------ Document extract ------

Scottish Inland Waterways Association

'Scotland's voice on Scotland's inland waterways'
Cherry Pye Goes West
Home Aims Origins Join us Scottish canals Events Members Contact us Logo Links A sailors tale
Cherry Pye Goes West by Coast and Canal
“You may use my mooring once it’s been checked and provided you’re away by the end of August” offered Paul McNeil as we dinned together in the Onich Hotel. It was the last Friday in February 2005 at the AGM of the Dunbeg Boat Owners Association, which administers the moorings in Bishops Bay, North Ballachulish, Loch Leven in Lochaber.
“Man you’re a gent”.
After a satisfactory AGM, I set sail with Alex Agnew on his Contessa 26, Celtic Mist, for a superb winter weekend taking in: a night sail on Loch Linnhie; followed on Saturday by a splendid sleigh ride down the sound of Kerrera to Puildorabhain and a long slog back to Bishops Bay on the engine in flat calm on Sunday.

------

◆ **Given exercise 1**
In the Cherry Pye sailing account, which group held its AGM on the last Friday in February 2005?
◆ **Given exercise 2**
Do these statements agree with the Cherry Pye sailing account? (a) Celtic Mist is a Contessa 26. (b) The trip back to Bishops Bay on Sunday was made under sail. (c) Paul McNeil asked that his mooring be vacated by the end of July.

------ Data listing ------

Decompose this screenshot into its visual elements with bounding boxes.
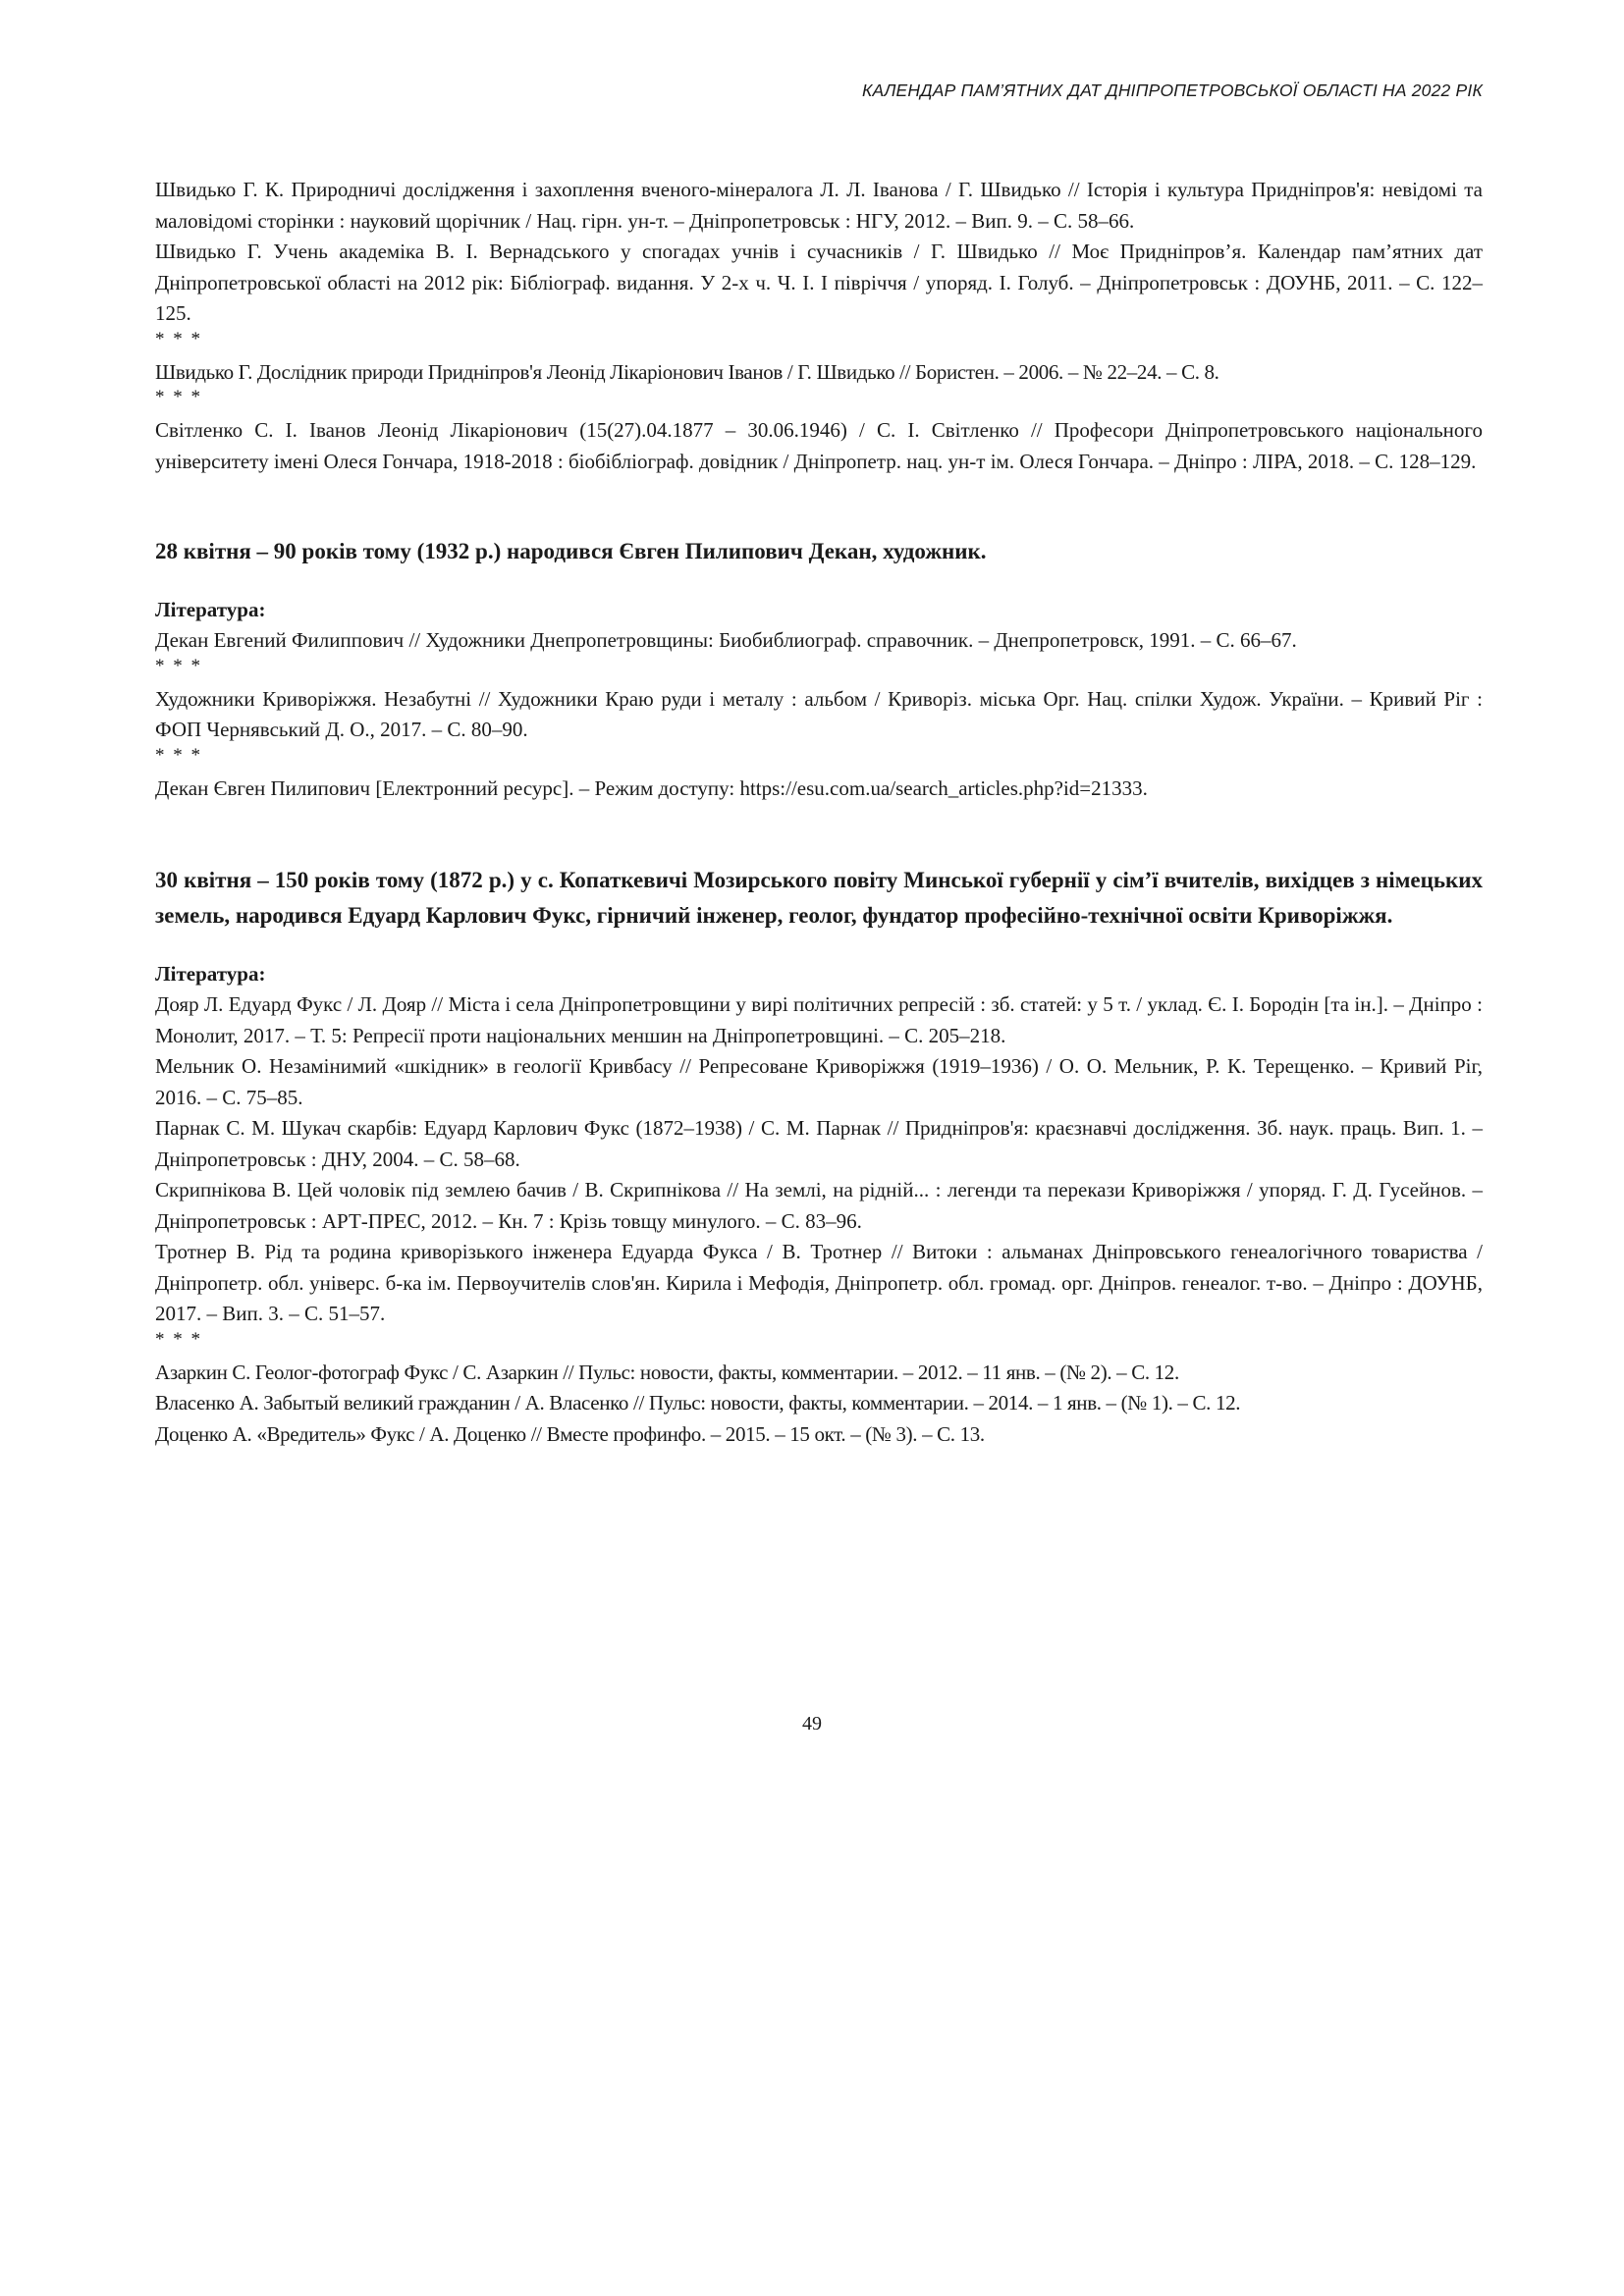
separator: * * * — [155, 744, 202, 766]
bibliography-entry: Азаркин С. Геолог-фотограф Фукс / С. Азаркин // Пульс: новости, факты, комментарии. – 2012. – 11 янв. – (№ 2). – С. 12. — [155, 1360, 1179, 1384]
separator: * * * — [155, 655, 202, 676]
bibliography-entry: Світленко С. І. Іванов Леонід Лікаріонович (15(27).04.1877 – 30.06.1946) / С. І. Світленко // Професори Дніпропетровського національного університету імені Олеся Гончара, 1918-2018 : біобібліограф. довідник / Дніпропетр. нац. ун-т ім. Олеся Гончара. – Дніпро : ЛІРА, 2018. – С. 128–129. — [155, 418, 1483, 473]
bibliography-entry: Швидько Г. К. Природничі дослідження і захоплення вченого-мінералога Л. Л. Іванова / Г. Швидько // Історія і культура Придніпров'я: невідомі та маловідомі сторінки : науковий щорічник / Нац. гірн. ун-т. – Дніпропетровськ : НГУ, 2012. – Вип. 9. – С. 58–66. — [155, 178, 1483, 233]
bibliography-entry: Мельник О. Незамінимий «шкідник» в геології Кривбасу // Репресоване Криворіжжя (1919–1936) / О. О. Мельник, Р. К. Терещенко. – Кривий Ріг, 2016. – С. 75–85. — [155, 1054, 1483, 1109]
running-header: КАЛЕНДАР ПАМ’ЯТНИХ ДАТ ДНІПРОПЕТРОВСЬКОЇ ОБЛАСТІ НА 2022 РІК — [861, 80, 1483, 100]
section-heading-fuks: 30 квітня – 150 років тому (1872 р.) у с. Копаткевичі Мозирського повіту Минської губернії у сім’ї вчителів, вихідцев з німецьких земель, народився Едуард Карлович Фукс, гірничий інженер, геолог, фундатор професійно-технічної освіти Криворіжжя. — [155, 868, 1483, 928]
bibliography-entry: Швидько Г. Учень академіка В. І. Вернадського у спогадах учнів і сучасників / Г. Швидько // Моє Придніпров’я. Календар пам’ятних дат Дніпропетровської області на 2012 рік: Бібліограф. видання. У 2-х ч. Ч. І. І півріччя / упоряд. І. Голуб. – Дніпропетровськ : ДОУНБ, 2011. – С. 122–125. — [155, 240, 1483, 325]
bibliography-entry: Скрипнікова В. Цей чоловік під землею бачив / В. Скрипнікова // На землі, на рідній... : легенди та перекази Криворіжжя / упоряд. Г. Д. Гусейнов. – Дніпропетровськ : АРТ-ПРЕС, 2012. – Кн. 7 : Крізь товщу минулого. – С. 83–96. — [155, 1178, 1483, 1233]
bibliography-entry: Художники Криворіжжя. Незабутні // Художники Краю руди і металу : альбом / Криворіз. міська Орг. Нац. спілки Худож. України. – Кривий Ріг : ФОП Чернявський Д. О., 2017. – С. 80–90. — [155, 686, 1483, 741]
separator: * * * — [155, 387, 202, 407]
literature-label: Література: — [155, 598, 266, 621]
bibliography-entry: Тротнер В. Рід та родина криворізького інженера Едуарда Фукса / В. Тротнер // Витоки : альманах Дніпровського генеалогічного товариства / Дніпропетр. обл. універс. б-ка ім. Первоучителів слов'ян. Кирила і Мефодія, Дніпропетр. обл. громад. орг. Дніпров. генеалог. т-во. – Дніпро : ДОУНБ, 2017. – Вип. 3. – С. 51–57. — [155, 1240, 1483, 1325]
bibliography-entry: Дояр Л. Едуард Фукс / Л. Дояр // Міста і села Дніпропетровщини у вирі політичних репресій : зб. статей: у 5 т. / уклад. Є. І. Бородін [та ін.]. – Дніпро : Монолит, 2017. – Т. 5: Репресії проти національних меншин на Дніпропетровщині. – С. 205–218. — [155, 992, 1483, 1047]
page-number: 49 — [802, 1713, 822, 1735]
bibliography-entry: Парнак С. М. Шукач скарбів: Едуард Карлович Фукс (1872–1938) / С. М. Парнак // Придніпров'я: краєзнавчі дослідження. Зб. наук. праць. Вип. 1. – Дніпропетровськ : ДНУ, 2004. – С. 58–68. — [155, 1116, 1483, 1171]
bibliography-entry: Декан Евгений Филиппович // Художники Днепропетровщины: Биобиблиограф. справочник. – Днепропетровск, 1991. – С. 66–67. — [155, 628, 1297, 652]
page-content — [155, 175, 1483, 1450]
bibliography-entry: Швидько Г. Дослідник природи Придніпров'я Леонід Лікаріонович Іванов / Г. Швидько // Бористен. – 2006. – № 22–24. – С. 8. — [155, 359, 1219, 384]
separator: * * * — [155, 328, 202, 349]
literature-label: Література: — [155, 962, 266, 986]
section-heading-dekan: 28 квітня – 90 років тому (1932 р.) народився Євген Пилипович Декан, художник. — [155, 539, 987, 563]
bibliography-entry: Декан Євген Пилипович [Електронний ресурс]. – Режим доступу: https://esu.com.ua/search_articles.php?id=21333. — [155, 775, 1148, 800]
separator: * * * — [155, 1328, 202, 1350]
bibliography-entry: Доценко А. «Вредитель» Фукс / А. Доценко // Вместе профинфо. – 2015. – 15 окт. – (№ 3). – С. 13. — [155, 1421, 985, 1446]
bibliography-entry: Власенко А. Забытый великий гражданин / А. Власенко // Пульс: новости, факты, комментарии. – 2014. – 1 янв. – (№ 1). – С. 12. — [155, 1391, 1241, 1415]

------

◆ **Expected output 1**
The Dunbeg Boat Owners Association.

◆ **Expected output 2**
(a) Yes: "on his Contessa 26, Celtic Mist"
(b) No: "a long slog back to Bishops Bay on the engine in flat calm on Sunday"
(c) No: "provided you’re away by the end of August"